Do this:
Copy every line that contains the string "name" from the entries below.

Extracted information:
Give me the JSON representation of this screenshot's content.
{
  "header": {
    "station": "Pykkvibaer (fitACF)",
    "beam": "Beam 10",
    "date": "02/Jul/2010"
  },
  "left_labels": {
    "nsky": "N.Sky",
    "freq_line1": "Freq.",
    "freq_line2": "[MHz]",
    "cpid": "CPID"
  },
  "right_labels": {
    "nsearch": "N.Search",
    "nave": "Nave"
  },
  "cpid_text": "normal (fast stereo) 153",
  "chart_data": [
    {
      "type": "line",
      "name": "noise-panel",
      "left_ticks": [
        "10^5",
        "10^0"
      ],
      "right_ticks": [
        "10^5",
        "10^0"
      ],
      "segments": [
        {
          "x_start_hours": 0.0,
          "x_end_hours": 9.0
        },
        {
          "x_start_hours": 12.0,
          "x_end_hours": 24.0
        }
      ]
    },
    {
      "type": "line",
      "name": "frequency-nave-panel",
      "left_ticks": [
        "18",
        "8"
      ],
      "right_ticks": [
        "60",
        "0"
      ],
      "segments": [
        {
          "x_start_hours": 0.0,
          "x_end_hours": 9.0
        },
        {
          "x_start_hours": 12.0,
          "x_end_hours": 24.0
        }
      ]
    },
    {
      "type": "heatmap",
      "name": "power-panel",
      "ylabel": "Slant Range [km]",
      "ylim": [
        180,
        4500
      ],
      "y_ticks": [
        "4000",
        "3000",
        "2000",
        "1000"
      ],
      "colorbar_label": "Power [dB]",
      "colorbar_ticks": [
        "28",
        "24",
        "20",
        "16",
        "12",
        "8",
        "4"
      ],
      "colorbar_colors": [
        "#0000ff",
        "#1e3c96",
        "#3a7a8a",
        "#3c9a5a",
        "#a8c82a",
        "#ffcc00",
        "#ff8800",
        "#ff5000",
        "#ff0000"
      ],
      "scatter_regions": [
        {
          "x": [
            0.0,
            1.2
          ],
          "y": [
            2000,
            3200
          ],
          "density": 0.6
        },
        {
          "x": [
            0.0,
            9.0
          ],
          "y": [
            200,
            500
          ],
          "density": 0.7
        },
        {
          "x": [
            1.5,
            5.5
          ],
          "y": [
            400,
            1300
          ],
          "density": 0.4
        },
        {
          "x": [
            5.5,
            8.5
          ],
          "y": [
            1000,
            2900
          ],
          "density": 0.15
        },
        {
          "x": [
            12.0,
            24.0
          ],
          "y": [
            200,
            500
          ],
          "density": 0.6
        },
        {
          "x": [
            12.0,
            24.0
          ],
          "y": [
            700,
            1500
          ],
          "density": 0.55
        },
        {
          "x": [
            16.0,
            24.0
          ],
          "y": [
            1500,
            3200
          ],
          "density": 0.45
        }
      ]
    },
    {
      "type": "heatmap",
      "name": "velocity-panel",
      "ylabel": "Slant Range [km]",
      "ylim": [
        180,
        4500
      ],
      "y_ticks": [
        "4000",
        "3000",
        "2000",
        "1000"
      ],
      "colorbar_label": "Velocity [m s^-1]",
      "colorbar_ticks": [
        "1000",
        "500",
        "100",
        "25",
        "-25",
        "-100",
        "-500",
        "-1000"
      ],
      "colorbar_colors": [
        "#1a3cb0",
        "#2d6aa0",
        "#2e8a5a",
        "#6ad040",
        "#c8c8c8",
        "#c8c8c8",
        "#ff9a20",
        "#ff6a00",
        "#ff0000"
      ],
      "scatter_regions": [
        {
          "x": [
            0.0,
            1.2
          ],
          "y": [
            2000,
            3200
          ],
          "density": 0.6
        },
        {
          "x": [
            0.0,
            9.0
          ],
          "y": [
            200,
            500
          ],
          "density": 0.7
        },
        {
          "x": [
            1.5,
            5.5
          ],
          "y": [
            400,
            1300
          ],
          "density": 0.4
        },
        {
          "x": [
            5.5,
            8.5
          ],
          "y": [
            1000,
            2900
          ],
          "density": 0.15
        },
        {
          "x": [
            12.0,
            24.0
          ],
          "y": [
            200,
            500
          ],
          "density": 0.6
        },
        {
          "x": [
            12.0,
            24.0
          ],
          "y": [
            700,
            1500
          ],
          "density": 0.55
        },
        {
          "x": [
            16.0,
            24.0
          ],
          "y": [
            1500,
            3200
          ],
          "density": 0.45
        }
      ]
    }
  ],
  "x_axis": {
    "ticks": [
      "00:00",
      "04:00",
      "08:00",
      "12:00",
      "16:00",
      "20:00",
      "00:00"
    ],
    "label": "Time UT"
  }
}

Written response:
      "name": "noise-panel",
      "name": "frequency-nave-panel",
      "name": "power-panel",
      "name": "velocity-panel",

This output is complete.